[Dataset records]
<<<<

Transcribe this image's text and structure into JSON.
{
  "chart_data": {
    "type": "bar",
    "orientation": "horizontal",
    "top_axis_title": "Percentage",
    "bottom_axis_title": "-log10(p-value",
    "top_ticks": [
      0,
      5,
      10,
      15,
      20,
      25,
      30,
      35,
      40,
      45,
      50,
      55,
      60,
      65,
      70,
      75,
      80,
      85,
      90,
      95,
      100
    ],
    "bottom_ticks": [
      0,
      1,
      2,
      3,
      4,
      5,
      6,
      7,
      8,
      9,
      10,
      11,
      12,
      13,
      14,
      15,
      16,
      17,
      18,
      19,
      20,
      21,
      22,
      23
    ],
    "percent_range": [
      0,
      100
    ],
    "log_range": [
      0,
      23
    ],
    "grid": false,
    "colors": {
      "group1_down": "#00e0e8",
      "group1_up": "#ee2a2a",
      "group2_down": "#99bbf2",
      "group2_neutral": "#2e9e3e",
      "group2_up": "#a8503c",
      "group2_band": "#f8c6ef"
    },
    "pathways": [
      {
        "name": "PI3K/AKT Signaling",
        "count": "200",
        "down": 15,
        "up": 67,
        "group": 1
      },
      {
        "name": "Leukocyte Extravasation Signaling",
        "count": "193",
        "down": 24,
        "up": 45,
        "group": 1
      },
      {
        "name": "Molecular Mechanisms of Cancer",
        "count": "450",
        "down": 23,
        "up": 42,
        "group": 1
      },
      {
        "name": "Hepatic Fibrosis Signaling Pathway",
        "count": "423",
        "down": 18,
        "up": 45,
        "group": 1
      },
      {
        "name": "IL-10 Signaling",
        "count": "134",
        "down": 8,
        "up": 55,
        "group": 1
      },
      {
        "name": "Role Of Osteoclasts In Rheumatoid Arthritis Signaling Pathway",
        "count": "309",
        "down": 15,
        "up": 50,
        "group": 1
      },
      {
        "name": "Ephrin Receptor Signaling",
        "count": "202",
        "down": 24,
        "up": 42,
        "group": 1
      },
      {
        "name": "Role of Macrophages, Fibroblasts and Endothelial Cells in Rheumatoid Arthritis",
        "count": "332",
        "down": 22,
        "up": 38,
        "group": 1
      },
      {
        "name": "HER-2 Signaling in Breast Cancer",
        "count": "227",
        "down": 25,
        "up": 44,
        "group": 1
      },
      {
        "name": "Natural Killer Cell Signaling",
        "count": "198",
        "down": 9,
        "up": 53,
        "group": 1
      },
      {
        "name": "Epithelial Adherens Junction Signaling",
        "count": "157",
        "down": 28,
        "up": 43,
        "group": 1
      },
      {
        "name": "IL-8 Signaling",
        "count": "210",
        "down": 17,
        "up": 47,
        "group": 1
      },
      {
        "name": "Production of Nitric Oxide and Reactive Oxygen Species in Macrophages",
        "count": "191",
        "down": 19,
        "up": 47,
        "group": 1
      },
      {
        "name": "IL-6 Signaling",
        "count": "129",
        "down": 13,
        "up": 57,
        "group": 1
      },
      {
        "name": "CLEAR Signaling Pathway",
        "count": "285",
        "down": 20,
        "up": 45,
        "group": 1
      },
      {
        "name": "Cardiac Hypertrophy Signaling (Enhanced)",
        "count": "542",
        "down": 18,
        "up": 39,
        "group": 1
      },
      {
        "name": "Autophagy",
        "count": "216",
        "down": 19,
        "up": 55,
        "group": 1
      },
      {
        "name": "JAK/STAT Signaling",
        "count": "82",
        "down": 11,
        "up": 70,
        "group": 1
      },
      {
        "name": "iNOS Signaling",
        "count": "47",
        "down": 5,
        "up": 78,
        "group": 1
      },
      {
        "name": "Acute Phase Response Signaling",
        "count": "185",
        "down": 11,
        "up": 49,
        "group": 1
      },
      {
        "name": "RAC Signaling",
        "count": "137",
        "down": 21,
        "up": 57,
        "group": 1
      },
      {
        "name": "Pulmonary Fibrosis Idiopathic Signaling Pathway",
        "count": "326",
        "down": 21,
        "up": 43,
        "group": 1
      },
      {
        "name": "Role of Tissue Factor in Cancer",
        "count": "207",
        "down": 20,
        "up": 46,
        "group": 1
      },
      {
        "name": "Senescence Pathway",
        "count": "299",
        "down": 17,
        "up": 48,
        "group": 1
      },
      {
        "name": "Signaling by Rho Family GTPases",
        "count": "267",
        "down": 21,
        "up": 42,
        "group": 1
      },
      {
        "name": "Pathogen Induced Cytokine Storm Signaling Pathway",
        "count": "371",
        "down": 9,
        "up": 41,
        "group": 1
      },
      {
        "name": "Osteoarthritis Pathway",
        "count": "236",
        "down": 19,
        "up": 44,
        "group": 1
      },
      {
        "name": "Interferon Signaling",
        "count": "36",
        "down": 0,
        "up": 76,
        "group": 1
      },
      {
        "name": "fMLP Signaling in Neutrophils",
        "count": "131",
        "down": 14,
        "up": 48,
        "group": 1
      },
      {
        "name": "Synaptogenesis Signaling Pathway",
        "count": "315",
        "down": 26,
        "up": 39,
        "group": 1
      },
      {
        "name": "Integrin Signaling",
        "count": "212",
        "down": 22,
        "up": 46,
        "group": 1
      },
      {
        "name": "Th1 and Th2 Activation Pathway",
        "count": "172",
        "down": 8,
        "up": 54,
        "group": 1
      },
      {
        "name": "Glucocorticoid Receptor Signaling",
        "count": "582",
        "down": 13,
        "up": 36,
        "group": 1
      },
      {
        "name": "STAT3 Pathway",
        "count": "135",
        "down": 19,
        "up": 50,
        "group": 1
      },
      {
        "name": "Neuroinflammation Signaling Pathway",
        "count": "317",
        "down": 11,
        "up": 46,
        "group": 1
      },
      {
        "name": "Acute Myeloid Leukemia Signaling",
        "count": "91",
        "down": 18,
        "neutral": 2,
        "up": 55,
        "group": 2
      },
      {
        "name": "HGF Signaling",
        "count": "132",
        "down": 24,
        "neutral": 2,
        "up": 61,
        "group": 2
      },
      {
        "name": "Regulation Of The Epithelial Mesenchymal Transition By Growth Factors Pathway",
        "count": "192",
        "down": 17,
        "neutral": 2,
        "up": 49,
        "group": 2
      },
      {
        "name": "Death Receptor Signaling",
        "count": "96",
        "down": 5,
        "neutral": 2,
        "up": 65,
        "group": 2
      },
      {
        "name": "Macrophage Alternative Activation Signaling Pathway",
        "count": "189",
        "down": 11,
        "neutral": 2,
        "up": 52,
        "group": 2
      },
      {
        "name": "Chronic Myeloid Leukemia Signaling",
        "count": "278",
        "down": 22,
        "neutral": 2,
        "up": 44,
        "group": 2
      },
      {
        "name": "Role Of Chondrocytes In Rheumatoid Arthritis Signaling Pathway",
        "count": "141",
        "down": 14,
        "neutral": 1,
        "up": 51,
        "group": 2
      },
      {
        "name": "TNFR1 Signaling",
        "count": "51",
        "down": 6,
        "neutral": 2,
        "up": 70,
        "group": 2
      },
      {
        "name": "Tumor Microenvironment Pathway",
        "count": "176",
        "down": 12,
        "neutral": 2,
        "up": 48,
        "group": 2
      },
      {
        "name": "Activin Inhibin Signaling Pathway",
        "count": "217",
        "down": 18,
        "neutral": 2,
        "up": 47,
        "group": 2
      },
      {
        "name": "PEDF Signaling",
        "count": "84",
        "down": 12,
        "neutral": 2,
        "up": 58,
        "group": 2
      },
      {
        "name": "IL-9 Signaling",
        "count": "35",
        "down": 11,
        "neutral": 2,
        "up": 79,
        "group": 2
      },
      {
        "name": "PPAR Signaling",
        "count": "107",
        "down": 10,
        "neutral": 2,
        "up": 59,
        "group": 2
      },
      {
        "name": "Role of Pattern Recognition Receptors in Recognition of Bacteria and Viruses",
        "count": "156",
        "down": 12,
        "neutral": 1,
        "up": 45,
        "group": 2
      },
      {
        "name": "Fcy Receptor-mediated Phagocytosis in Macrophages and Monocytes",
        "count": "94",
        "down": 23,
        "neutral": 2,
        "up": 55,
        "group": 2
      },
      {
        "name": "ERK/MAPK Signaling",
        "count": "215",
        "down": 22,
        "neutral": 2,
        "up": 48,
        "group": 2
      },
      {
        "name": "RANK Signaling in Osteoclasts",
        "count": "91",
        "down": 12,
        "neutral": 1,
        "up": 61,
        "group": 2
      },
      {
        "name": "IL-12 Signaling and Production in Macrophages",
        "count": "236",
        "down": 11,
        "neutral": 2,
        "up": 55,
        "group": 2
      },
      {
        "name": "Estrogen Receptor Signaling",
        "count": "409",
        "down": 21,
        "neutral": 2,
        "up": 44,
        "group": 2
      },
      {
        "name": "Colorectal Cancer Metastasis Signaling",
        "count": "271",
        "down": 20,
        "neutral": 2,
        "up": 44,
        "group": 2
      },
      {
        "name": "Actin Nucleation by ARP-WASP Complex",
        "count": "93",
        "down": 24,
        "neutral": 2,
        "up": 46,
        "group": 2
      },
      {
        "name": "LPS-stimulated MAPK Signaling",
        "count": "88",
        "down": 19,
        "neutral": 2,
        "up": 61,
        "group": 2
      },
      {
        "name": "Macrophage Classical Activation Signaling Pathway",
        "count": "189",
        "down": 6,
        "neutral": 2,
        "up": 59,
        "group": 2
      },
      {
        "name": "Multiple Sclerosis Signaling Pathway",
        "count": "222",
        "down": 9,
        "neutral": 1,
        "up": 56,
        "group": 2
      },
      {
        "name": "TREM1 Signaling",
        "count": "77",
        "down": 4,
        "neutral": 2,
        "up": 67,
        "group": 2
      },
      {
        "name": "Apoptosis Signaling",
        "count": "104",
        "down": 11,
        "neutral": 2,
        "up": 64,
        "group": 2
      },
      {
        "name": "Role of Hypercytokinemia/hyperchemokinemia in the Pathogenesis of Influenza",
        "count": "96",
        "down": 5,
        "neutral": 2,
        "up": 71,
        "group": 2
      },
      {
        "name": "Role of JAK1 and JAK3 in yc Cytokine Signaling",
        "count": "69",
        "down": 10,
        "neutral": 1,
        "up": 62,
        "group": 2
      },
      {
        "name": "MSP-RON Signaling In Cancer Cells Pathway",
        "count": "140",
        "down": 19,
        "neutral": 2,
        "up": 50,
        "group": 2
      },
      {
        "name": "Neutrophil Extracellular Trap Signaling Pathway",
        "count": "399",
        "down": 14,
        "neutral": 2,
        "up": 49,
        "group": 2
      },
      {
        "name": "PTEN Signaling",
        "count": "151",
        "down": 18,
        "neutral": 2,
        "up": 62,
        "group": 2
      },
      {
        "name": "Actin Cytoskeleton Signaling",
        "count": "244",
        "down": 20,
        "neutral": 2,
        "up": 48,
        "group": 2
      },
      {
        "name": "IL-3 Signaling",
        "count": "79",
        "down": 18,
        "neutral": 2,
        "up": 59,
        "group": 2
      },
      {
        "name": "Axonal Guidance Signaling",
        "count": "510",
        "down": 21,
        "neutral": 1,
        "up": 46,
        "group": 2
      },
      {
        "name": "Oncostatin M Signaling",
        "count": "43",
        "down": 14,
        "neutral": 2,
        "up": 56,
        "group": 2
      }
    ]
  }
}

>>>>

WHAT IS NEEDED:
The word "MAPK" may appear in several lines of the data; copy every line where it does.

THE ANSWER:
        "name": "ERK/MAPK Signaling",
        "name": "LPS-stimulated MAPK Signaling",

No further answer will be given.